### Istruzione 1
Copi dal testo sulla vicenda Mondadori il passo che va da "IL PATTO CON" fino a "di De Benedetti." incluso.
### Istruzione 2
Selezioni e trascriva ogni riga dei record in cui compare la stringa "line".

### Estratto della pagina
GLI ANNI OTTANTA E LA MORTE DI FORMENTON- Negli anni Ottanta la Mondadori è il primo gruppo editoriale del Paese. Oltre al settore libri, può annoverare una gran mole di testate periodiche  e quotidiani: Panorama, Epoca, Espresso, La Repubblica solo per fare qualche nome. Silvio Berlusconi entra nella società verso la metà degli anni Ottanta e ne è socio di minoranza. Fino al 1987 il gruppo è diretto da Mario Formenton (marito di Cristina Mondadori), ma anche la CIR dell"ingegner Carlo De Benedetti detiene quote rilevanti della società. Nel 1987 muore Formeton. Nel 1988 Berlusconi, che sul gruppo ha mire espansionistiche, rastrella le azioni del suo "alleato" Leonardo Mondadori e annuncia pubblicamente di ambire al vertice della società.

IL PATTO CON DE BENEDETTI- In questo momento la Mondadori ha 3 azionisti di riferimento: Berlusconi, De Benedetti e la Famiglia Formenton-Mondadori. Il 21 dicembre dell'88 De Benedetti, grande amico di Mario, sigla un accordo con Cristina Formenton Mondadori e con i suoi figli: entro il 30 gennaio 1991 i Formenton si impegnano a vendergli le loro quote. Il patto è siglato: la Mondadori sarà di De Benedetti.

LA GUERRA DI SEGRATE E IL LODO MONDADORI- Nel novembre del 1989, la famiglia Formenton ha un ripensamento e, nonostante l'accordo firmato l'anno prima, decide di passare le sue quote a Berlusconi che il 25 gennaio del 1990 diventa il nuovo presidente del Gruppo. Ma De Benedetti non ci sta: per lui il patto stipulato resta valido. L'accordo tra le parti, però, non si trova: è così che ha inizio la cosiddetta "Guerra di Segrate ". Le parti in causa non riescono a partorire alcuna soluzione e, per questo motivo, decidono di ricorrere all'arbitrato: si tratta del cosiddetto Lodo Mondadori. Il collegio che dovrà pronunciarsi sulla validità dell'accordo dell'88 tra De Benedetti e i Formeton è composto da 3 giudici scelti  dalle parti e dalla Corte di Cassazione: si tratta di Pietro Rescigno (designato dalla CIR), Natalino Irti (scelto dai Formenton Mondadori) e Carlo Maria Pratis, procuratore generale della Repubblica presso la Cassazione. Il verdetto arriva il 20 giugno del 1990: l'accordo che ha in mano l'ingegnere è valido. Le azioni della famiglia Formenton Mondadori devono tornare a lui. Nove giorni dopo Berlusconi decade da presidente e De Benedetti piazza i suoi uomini al vertice dell'azienda.

(Record memorizzati)
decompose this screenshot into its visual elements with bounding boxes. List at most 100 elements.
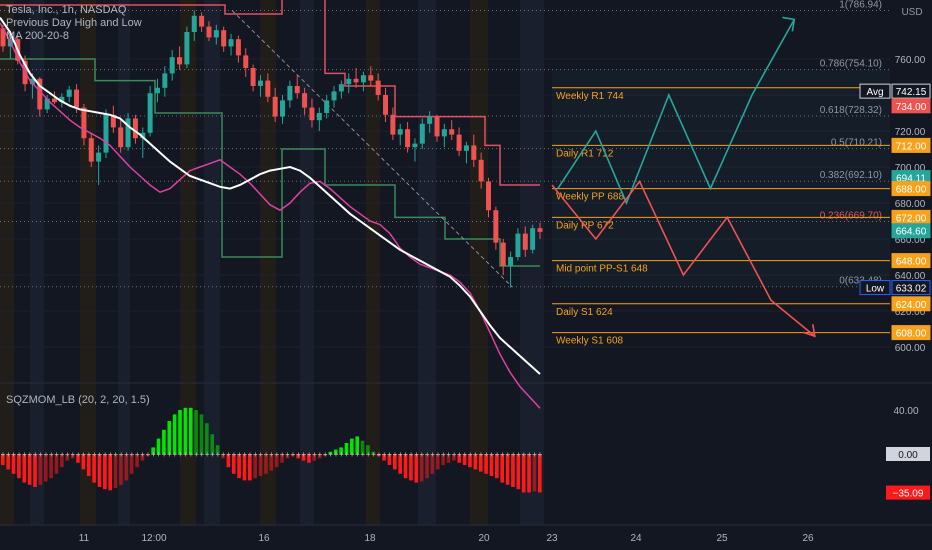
- momentum-bar: [339, 447, 343, 454]
- oscillator-legend: SQZMOM_LB (20, 2, 20, 1.5): [6, 394, 150, 407]
- squeeze-dot: +: [522, 450, 527, 459]
- candle: [250, 68, 256, 86]
- momentum-bar: [38, 454, 43, 485]
- y-tick-label: 760.00: [895, 55, 926, 66]
- momentum-bar: [355, 436, 360, 454]
- price-tag-value: 664.60: [896, 227, 927, 238]
- candle: [29, 78, 35, 85]
- candle: [81, 107, 87, 139]
- momentum-bar: [414, 454, 419, 483]
- candle: [508, 257, 514, 266]
- momentum-bar: [285, 454, 290, 459]
- candle: [280, 100, 286, 117]
- arrow-up-icon: [782, 16, 796, 32]
- momentum-bar: [344, 443, 349, 454]
- squeeze-dot: +: [377, 450, 382, 459]
- candle: [331, 91, 337, 101]
- squeeze-dot: +: [339, 450, 344, 459]
- squeeze-dot: +: [538, 450, 543, 459]
- price-tag: [891, 98, 931, 114]
- osc-tag-value: −35.09: [893, 489, 924, 500]
- momentum-bar: [307, 454, 311, 463]
- squeeze-dot: +: [511, 450, 516, 459]
- squeeze-dot: +: [87, 450, 92, 459]
- momentum-bar: [446, 454, 451, 463]
- momentum-bar: [516, 454, 521, 490]
- squeeze-dot: +: [414, 450, 419, 459]
- candle: [456, 134, 462, 151]
- squeeze-dot: +: [328, 450, 333, 459]
- price-tag-label-box: [859, 83, 891, 99]
- session-band: [470, 0, 488, 525]
- squeeze-dot: +: [457, 450, 462, 459]
- symbol-title[interactable]: Tesla, Inc., 1h, NASDAQ: [6, 4, 127, 16]
- squeeze-dot: +: [242, 450, 247, 459]
- candle: [88, 138, 94, 162]
- squeeze-dot: +: [430, 450, 435, 459]
- momentum-bar: [350, 438, 354, 454]
- momentum-bar: [393, 454, 397, 470]
- candle: [44, 98, 50, 110]
- squeeze-dot: +: [103, 450, 108, 459]
- momentum-bar: [387, 454, 392, 465]
- momentum-bar: [119, 454, 123, 485]
- candle: [169, 57, 175, 74]
- momentum-bar: [290, 454, 295, 457]
- candle: [309, 107, 315, 121]
- indicator-prev-day[interactable]: Previous Day High and Low: [6, 17, 142, 29]
- momentum-bar: [269, 454, 274, 471]
- momentum-bar: [43, 454, 48, 482]
- momentum-bar: [33, 454, 37, 487]
- price-tag-value: 672.00: [896, 213, 927, 224]
- squeeze-dot: +: [489, 450, 494, 459]
- squeeze-dot: +: [382, 450, 387, 459]
- squeeze-dot: +: [151, 450, 156, 459]
- candle: [125, 118, 131, 148]
- momentum-bar: [409, 454, 413, 481]
- momentum-bar: [478, 454, 483, 472]
- momentum-bar: [108, 454, 112, 491]
- y-tick-label: 680.00: [895, 199, 926, 210]
- squeeze-dot: +: [97, 450, 102, 459]
- candle: [427, 116, 433, 124]
- squeeze-dot: +: [146, 450, 151, 459]
- momentum-bar: [113, 454, 118, 489]
- momentum-bar: [419, 454, 424, 482]
- indicator-sqzmom[interactable]: SQZMOM_LB (20, 2, 20, 1.5): [6, 394, 150, 406]
- x-tick-label: 16: [258, 533, 270, 544]
- x-tick-label: 24: [630, 533, 642, 544]
- candle: [324, 100, 330, 113]
- momentum-bar: [124, 454, 129, 481]
- momentum-bar: [538, 454, 542, 493]
- indicator-ma[interactable]: MA 200-20-8: [6, 30, 69, 42]
- momentum-bar: [296, 454, 300, 459]
- squeeze-dot: +: [130, 450, 135, 459]
- session-band: [180, 0, 196, 525]
- y-tick-label: 640.00: [895, 271, 926, 282]
- momentum-bar: [312, 454, 317, 461]
- candle: [265, 80, 271, 97]
- squeeze-dot: +: [366, 450, 371, 459]
- candle: [375, 80, 381, 95]
- momentum-bar: [317, 454, 322, 459]
- momentum-bar: [215, 445, 220, 454]
- squeeze-dot: +: [44, 450, 49, 459]
- y-tick-label: 720.00: [895, 127, 926, 138]
- momentum-bar: [6, 454, 10, 470]
- osc-tag: [886, 485, 930, 500]
- squeeze-dot: +: [360, 450, 365, 459]
- squeeze-dot: +: [194, 450, 199, 459]
- price-tag: [891, 280, 931, 296]
- ma-fast-line: [0, 22, 541, 409]
- prev-day-low-line: [0, 58, 540, 267]
- squeeze-dot: +: [248, 450, 253, 459]
- momentum-bar: [457, 454, 462, 463]
- squeeze-dot: +: [409, 450, 414, 459]
- candle: [66, 89, 72, 97]
- squeeze-dot: +: [398, 450, 403, 459]
- momentum-bar: [22, 454, 27, 483]
- squeeze-dot: +: [323, 450, 328, 459]
- candle: [74, 89, 80, 108]
- candle: [471, 145, 477, 160]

### Risultato atteso 1
IL PATTO CON DE BENEDETTI- In questo momento la Mondadori ha 3 azionisti di riferimento: Berlusconi, De Benedetti e la Famiglia Formenton-Mondadori. Il 21 dicembre dell'88 De Benedetti, grande amico di Mario, sigla un accordo con Cristina Formenton Mondadori e con i suoi figli: entro il 30 gennaio 1991 i Formenton si impegnano a vendergli le loro quote. Il patto è siglato: la Mondadori sarà di De Benedetti.

### Risultato atteso 2
- ma-fast-line: [0, 22, 541, 409]
- prev-day-low-line: [0, 58, 540, 267]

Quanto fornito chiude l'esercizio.